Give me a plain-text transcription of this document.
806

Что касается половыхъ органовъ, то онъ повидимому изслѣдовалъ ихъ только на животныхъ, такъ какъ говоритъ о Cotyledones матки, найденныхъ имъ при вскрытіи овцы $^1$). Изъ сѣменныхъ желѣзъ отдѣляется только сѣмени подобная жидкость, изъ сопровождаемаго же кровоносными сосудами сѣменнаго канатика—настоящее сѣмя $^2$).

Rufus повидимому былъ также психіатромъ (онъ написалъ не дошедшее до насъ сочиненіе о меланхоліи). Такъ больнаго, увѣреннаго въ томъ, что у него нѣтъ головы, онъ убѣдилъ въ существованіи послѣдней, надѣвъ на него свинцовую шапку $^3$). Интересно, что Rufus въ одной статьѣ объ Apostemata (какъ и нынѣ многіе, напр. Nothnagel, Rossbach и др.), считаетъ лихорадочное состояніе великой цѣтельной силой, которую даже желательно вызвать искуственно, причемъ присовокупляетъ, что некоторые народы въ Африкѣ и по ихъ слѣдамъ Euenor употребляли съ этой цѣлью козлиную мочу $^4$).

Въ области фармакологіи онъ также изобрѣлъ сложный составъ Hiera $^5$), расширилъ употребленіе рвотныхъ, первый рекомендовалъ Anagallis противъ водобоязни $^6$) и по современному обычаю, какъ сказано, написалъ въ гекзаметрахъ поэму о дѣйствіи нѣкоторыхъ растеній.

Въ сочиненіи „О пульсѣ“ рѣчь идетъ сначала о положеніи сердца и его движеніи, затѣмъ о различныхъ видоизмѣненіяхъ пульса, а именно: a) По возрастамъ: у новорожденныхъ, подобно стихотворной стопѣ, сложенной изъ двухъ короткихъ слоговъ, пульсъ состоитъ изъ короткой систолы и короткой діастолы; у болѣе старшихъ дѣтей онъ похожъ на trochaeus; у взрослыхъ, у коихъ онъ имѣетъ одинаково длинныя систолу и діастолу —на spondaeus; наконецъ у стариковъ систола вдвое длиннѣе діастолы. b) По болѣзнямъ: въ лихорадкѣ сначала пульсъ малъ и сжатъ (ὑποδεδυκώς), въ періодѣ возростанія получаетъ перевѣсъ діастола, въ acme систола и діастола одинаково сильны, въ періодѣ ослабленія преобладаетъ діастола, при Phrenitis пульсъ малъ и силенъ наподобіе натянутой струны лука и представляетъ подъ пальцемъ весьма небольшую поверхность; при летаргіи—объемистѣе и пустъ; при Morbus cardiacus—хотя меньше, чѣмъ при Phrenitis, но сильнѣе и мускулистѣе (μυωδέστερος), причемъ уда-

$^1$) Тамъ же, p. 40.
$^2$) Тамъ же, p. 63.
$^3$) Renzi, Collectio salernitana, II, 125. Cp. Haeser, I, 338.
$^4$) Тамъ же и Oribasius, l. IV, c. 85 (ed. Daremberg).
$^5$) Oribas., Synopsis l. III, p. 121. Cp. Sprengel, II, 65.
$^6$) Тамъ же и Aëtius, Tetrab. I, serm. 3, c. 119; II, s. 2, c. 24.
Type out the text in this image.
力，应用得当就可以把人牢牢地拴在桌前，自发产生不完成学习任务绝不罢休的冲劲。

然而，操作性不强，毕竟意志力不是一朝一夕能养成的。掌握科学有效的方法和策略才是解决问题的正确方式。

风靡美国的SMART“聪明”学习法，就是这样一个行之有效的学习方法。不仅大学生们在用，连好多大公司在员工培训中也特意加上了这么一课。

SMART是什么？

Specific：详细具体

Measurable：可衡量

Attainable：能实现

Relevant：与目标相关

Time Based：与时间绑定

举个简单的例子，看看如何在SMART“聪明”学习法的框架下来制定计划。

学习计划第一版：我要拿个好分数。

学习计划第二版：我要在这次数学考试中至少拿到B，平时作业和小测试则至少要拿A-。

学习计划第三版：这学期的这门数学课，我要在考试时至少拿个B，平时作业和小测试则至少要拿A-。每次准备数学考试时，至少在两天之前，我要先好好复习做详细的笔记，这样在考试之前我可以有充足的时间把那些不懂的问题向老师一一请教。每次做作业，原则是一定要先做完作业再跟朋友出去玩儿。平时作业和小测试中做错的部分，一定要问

PROBLEM DESCRIPTION:
Set down every line of the listing above again, exactly as given.

SOLUTION TO THE EXERCISE:
Give me a plain-text transcription of this document.
806

Что касается половыхъ органовъ, то онъ повидимому изслѣдовалъ ихъ только на животныхъ, такъ какъ говоритъ о Cotyledones матки, найденныхъ имъ при вскрытіи овцы $^1$). Изъ сѣменныхъ желѣзъ отдѣляется только сѣмени подобная жидкость, изъ сопровождаемаго же кровоносными сосудами сѣменнаго канатика—настоящее сѣмя $^2$).

Rufus повидимому былъ также психіатромъ (онъ написалъ не дошедшее до насъ сочиненіе о меланхоліи). Такъ больнаго, увѣреннаго въ томъ, что у него нѣтъ головы, онъ убѣдилъ въ существованіи послѣдней, надѣвъ на него свинцовую шапку $^3$). Интересно, что Rufus въ одной статьѣ объ Apostemata (какъ и нынѣ многіе, напр. Nothnagel, Rossbach и др.), считаетъ лихорадочное состояніе великой цѣтельной силой, которую даже желательно вызвать искуственно, причемъ присовокупляетъ, что некоторые народы въ Африкѣ и по ихъ слѣдамъ Euenor употребляли съ этой цѣлью козлиную мочу $^4$).

Въ области фармакологіи онъ также изобрѣлъ сложный составъ Hiera $^5$), расширилъ употребленіе рвотныхъ, первый рекомендовалъ Anagallis противъ водобоязни $^6$) и по современному обычаю, какъ сказано, написалъ въ гекзаметрахъ поэму о дѣйствіи нѣкоторыхъ растеній.

Въ сочиненіи „О пульсѣ“ рѣчь идетъ сначала о положеніи сердца и его движеніи, затѣмъ о различныхъ видоизмѣненіяхъ пульса, а именно: a) По возрастамъ: у новорожденныхъ, подобно стихотворной стопѣ, сложенной изъ двухъ короткихъ слоговъ, пульсъ состоитъ изъ короткой систолы и короткой діастолы; у болѣе старшихъ дѣтей онъ похожъ на trochaeus; у взрослыхъ, у коихъ онъ имѣетъ одинаково длинныя систолу и діастолу —на spondaeus; наконецъ у стариковъ систола вдвое длиннѣе діастолы. b) По болѣзнямъ: въ лихорадкѣ сначала пульсъ малъ и сжатъ (ὑποδεδυκώς), въ періодѣ возростанія получаетъ перевѣсъ діастола, въ acme систола и діастола одинаково сильны, въ періодѣ ослабленія преобладаетъ діастола, при Phrenitis пульсъ малъ и силенъ наподобіе натянутой струны лука и представляетъ подъ пальцемъ весьма небольшую поверхность; при летаргіи—объемистѣе и пустъ; при Morbus cardiacus—хотя меньше, чѣмъ при Phrenitis, но сильнѣе и мускулистѣе (μυωδέστερος), причемъ уда-

$^1$) Тамъ же, p. 40.
$^2$) Тамъ же, p. 63.
$^3$) Renzi, Collectio salernitana, II, 125. Cp. Haeser, I, 338.
$^4$) Тамъ же и Oribasius, l. IV, c. 85 (ed. Daremberg).
$^5$) Oribas., Synopsis l. III, p. 121. Cp. Sprengel, II, 65.
$^6$) Тамъ же и Aëtius, Tetrab. I, serm. 3, c. 119; II, s. 2, c. 24.
Type out the text in this image.
力，应用得当就可以把人牢牢地拴在桌前，自发产生不完成学习任务绝不罢休的冲劲。

然而，操作性不强，毕竟意志力不是一朝一夕能养成的。掌握科学有效的方法和策略才是解决问题的正确方式。

风靡美国的SMART“聪明”学习法，就是这样一个行之有效的学习方法。不仅大学生们在用，连好多大公司在员工培训中也特意加上了这么一课。

SMART是什么？

Specific：详细具体

Measurable：可衡量

Attainable：能实现

Relevant：与目标相关

Time Based：与时间绑定

举个简单的例子，看看如何在SMART“聪明”学习法的框架下来制定计划。

学习计划第一版：我要拿个好分数。

学习计划第二版：我要在这次数学考试中至少拿到B，平时作业和小测试则至少要拿A-。

学习计划第三版：这学期的这门数学课，我要在考试时至少拿个B，平时作业和小测试则至少要拿A-。每次准备数学考试时，至少在两天之前，我要先好好复习做详细的笔记，这样在考试之前我可以有充足的时间把那些不懂的问题向老师一一请教。每次做作业，原则是一定要先做完作业再跟朋友出去玩儿。平时作业和小测试中做错的部分，一定要问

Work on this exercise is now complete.